> [Written exercise 1] From the SLSQP thread, pull out the passage from "#Spend constraint" to "bounds2 = (20, 60)" word for word.
> [Written exercise 2] In the SLSQP thread, what message appears when the constraint is removed and the objective is maximized?
> [Written exercise 3] Turn the paragraph in the SLSQP thread that begins "Your spend function does not depend" into a short bulleted list that keeps its main facts.

> [Selected text]
::::

1

I'm trying to solve a constraint maximization problem with bounds in scipy minimize SLSQP. But why am I getting this message: 'Singular matrix C in LSQ subproblem'? How to resolve this? When I'm removing the constraint and trying to minimize the objective function it's working fine but when I'm trying to maximize it, it shows 'Positive directional derivative for linesearch'. Code follows below:

#Import libs
import numpy as np 
import matplotlib.pyplot as plt 
from scipy.optimize import minimize, Bounds

#Initial activity level
x0 = np.array([60, 40])

#Revenue function
def revenue(X):
    dollarperTRx = 300
    coeff_x1 = 0.234
    coeff_x2 = 0.127
    predwo= 1.245
    nhcp = 400
    r = dollarperTRx * nhcp * predwo * (pow(1 + (1+ X[0]),coeff_x1)) * (pow((1 + X[1]),coeff_x2))
    return r 

#Objective function
def objective(X, sign = -1.0):
    return sign * revenue(X)

#Spend
cost_per_promo = np.array([400, 600])
def spend(X):
    return np.dot(cost_per_promo, x0.transpose()) 

#Initial Spend
s0 = spend(x0)

#Spend constraint
def spend_constraint(X):
    return spend(X) - s0

#Getting the constraints into a dictionary
cons = ({'type':'eq', 'fun': spend_constraint})    

#Bounds
bounds1 = (30, 90)
bounds2 = (20, 60)

#Optimize
minimize(objective, x0, method='SLSQP', constraints = cons, bounds = (bounds1, bounds2))
Soutir
  • 11
  • 4
  • 2
    Possible duplicate of [scipy minimize SLSQP - 'Singular matrix C in LSQ subproblem'](https://stackoverflow.com/questions/56222292/scipy-minimize-slsqp-singular-matrix-c-in-lsq-subproblem) – aliaksei Nov 24 '19 at 16:53

1 Answers1

0

Your spend function does not depend on your design vector, therefore your constraint also does not depend on it. This makes the problem singular. I changed X0 to the current design vector in your example, that way it converges. You have to verify, if that is what you meant to do with the constraint. But with X0 it always gives 0.

::::

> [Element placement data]
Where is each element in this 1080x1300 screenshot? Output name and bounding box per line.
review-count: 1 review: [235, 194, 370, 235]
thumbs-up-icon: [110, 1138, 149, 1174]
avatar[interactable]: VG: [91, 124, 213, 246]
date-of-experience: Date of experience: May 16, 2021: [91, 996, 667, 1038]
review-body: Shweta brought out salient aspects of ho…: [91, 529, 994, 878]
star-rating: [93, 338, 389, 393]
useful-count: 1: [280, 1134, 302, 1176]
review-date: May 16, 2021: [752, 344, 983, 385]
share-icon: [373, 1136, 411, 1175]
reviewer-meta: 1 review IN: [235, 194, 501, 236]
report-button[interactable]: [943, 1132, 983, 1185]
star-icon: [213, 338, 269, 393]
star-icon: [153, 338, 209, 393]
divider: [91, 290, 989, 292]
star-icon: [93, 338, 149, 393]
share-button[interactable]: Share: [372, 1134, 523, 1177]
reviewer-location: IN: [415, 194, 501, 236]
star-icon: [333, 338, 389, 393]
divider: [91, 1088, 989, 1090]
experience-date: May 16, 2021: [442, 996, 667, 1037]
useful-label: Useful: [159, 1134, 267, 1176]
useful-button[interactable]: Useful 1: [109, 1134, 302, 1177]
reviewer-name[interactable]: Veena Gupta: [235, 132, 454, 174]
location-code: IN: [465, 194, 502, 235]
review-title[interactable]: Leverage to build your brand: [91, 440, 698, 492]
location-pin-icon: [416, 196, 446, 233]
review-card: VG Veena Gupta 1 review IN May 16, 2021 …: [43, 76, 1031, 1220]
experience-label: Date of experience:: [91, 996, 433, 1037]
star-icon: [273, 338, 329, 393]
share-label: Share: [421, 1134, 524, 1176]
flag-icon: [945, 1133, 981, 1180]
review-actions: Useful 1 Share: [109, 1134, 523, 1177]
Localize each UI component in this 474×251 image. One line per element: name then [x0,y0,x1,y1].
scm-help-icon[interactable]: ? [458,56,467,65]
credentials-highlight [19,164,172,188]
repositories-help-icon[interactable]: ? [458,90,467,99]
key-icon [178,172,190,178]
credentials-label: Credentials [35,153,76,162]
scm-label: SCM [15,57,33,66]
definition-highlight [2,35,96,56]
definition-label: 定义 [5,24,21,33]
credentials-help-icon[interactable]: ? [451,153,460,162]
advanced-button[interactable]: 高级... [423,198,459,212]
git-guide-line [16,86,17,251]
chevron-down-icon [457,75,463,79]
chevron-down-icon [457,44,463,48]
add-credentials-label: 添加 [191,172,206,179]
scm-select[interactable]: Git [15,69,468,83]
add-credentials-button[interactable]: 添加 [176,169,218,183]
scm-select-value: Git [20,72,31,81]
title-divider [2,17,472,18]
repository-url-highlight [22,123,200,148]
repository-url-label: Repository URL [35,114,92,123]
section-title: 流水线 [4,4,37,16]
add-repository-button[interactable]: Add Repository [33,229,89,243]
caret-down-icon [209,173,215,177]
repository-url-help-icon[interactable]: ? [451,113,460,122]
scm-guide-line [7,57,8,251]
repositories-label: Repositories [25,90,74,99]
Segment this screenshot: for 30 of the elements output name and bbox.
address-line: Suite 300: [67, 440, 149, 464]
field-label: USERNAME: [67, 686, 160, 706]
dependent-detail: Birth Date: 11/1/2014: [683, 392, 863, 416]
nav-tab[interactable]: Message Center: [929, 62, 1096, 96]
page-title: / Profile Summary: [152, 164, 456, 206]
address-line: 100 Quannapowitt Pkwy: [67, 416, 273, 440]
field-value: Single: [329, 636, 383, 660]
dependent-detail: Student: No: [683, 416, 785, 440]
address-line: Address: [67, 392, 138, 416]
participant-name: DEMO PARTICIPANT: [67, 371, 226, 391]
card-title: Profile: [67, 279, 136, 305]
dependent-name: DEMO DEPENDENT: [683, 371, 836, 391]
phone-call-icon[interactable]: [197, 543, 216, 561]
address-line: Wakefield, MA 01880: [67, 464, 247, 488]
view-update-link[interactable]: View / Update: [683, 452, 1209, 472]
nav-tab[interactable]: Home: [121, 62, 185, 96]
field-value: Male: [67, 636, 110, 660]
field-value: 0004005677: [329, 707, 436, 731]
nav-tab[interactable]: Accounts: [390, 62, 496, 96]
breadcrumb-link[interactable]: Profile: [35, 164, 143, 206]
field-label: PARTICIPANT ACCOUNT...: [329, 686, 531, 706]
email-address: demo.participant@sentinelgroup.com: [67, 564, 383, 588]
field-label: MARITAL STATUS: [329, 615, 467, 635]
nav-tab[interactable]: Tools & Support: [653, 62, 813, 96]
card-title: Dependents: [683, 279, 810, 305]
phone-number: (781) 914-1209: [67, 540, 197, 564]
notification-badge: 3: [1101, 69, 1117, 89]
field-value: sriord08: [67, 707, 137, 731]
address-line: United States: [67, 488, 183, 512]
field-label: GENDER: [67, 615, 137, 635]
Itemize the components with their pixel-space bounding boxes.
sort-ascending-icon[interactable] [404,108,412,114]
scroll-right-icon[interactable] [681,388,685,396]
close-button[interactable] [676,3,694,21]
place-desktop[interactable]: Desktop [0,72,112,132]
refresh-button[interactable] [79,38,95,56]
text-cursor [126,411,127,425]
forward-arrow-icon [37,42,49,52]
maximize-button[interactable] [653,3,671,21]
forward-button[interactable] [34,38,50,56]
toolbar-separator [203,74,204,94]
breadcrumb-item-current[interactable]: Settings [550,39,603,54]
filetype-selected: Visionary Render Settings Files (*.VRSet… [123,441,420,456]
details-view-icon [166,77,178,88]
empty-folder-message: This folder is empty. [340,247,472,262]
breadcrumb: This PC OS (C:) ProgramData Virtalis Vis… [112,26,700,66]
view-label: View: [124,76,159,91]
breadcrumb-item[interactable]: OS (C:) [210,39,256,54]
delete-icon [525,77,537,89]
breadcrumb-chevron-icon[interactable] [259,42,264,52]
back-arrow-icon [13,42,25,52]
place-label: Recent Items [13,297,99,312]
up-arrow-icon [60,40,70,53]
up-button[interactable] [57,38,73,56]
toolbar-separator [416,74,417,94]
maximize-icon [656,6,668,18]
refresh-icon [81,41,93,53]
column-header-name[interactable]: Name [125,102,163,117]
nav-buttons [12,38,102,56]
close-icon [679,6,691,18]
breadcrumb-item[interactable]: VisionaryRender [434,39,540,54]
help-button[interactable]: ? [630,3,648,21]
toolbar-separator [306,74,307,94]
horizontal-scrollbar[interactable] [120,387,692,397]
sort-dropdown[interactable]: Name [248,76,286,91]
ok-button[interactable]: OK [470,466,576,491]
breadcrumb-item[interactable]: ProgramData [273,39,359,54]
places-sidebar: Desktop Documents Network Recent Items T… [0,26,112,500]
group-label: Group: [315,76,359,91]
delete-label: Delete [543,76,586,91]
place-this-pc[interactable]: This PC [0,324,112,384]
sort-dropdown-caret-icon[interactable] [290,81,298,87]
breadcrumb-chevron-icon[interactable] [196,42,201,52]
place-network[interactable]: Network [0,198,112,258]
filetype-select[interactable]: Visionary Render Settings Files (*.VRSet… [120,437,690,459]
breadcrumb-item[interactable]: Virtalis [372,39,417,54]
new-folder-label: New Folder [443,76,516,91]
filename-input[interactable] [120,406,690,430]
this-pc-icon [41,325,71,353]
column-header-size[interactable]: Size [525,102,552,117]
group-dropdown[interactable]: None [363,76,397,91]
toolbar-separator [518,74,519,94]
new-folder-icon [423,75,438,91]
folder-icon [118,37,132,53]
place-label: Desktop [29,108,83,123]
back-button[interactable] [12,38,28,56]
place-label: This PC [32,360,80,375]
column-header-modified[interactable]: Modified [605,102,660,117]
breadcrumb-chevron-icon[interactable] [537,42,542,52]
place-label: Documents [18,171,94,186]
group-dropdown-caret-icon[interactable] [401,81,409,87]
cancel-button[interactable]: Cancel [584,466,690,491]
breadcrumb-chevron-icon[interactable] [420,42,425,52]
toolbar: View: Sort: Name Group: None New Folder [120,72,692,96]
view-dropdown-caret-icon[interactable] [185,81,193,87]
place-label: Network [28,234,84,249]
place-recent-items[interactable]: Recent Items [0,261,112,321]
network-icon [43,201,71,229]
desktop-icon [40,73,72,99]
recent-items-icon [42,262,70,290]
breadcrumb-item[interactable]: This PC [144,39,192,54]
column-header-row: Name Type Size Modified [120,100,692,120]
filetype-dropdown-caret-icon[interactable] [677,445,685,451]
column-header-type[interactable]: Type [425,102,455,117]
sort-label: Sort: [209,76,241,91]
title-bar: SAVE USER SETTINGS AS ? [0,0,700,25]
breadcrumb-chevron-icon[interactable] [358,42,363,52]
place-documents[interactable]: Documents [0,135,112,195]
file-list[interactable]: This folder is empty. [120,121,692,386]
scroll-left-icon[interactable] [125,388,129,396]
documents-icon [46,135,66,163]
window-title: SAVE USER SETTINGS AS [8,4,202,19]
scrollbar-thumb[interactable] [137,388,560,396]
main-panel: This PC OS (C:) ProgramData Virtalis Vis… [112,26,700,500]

::::

> [Full response 1]
#Spend constraint
def spend_constraint(X):
    return spend(X) - s0

#Getting the constraints into a dictionary
cons = ({'type':'eq', 'fun': spend_constraint})    

#Bounds
bounds1 = (30, 90)
bounds2 = (20, 60)

> [Full response 2] 'Positive directional derivative for linesearch'

> [Full response 3]
- The spend function does not depend on the design vector, so the constraint does not either.
- This makes the problem singular.
- Replacing X0 with the current design vector makes the example converge.
- The asker needs to verify that this matches the intended constraint.
- With X0, the constraint always gives 0.